**Your goal**. Write out each line in which the string "caption" is present.

### Records for processing

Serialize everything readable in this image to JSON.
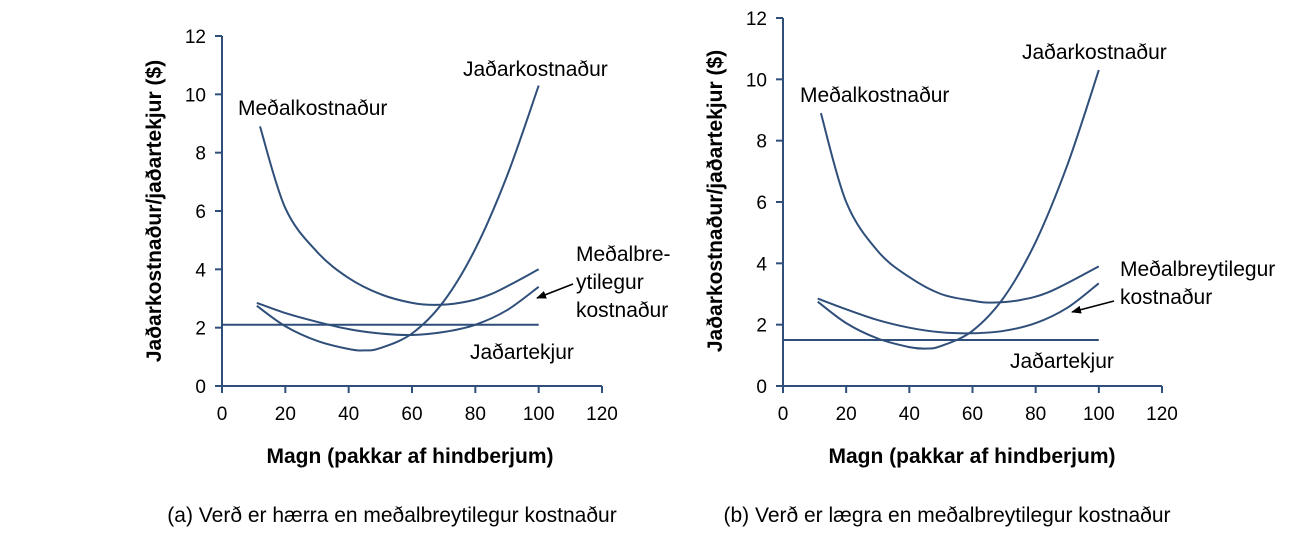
{
  "chart_data": [
    {
      "type": "line",
      "xlabel": "Magn (pakkar af hindberjum)",
      "ylabel": "Jaðarkostnaður/jaðartekjur ($)",
      "caption": "(a) Verð er hærra en meðalbreytilegur kostnaður",
      "xlim": [
        0,
        120
      ],
      "ylim": [
        0,
        12
      ],
      "xticks": [
        0,
        20,
        40,
        60,
        80,
        100,
        120
      ],
      "yticks": [
        0,
        2,
        4,
        6,
        8,
        10,
        12
      ],
      "grid": false,
      "line_color": "#2f4f7a",
      "series": [
        {
          "name": "Meðalkostnaður",
          "label_lines": [
            "Meðalkostnaður"
          ],
          "x": [
            12,
            20,
            30,
            40,
            50,
            60,
            67,
            75,
            85,
            100
          ],
          "y": [
            8.9,
            6.1,
            4.6,
            3.7,
            3.15,
            2.85,
            2.78,
            2.85,
            3.15,
            4.0
          ]
        },
        {
          "name": "Jaðarkostnaður",
          "label_lines": [
            "Jaðarkostnaður"
          ],
          "x": [
            11,
            20,
            30,
            40,
            45,
            50,
            60,
            70,
            80,
            90,
            100
          ],
          "y": [
            2.75,
            2.05,
            1.55,
            1.27,
            1.22,
            1.3,
            1.8,
            2.9,
            4.7,
            7.2,
            10.3
          ]
        },
        {
          "name": "Meðalbreytilegur kostnaður",
          "label_lines": [
            "Meðalbre-",
            "ytilegur",
            "kostnaður"
          ],
          "x": [
            11,
            20,
            30,
            40,
            50,
            60,
            70,
            80,
            90,
            100
          ],
          "y": [
            2.85,
            2.5,
            2.2,
            1.95,
            1.8,
            1.75,
            1.85,
            2.1,
            2.6,
            3.4
          ]
        },
        {
          "name": "Jaðartekjur",
          "label_lines": [
            "Jaðartekjur"
          ],
          "x": [
            0,
            100
          ],
          "y": [
            2.1,
            2.1
          ]
        }
      ]
    },
    {
      "type": "line",
      "xlabel": "Magn (pakkar af hindberjum)",
      "ylabel": "Jaðarkostnaður/jaðartekjur ($)",
      "caption": "(b) Verð er lægra en meðalbreytilegur kostnaður",
      "xlim": [
        0,
        120
      ],
      "ylim": [
        0,
        12
      ],
      "xticks": [
        0,
        20,
        40,
        60,
        80,
        100,
        120
      ],
      "yticks": [
        0,
        2,
        4,
        6,
        8,
        10,
        12
      ],
      "grid": false,
      "line_color": "#2f4f7a",
      "series": [
        {
          "name": "Meðalkostnaður",
          "label_lines": [
            "Meðalkostnaður"
          ],
          "x": [
            12,
            20,
            30,
            40,
            50,
            60,
            66,
            75,
            85,
            100
          ],
          "y": [
            8.9,
            6.0,
            4.4,
            3.55,
            3.0,
            2.78,
            2.72,
            2.8,
            3.1,
            3.9
          ]
        },
        {
          "name": "Jaðarkostnaður",
          "label_lines": [
            "Jaðarkostnaður"
          ],
          "x": [
            11,
            20,
            30,
            40,
            45,
            50,
            60,
            70,
            80,
            90,
            100
          ],
          "y": [
            2.75,
            2.05,
            1.55,
            1.27,
            1.22,
            1.3,
            1.8,
            2.9,
            4.7,
            7.2,
            10.3
          ]
        },
        {
          "name": "Meðalbreytilegur kostnaður",
          "label_lines": [
            "Meðalbreytilegur",
            "kostnaður"
          ],
          "x": [
            11,
            20,
            30,
            40,
            50,
            60,
            70,
            80,
            90,
            100
          ],
          "y": [
            2.85,
            2.5,
            2.15,
            1.9,
            1.75,
            1.72,
            1.8,
            2.05,
            2.55,
            3.35
          ]
        },
        {
          "name": "Jaðartekjur",
          "label_lines": [
            "Jaðartekjur"
          ],
          "x": [
            0,
            100
          ],
          "y": [
            1.5,
            1.5
          ]
        }
      ]
    }
  ]
}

######

**Problem solution**.
      "caption": "(a) Verð er hærra en meðalbreytilegur kostnaður",
      "caption": "(b) Verð er lægra en meðalbreytilegur kostnaður",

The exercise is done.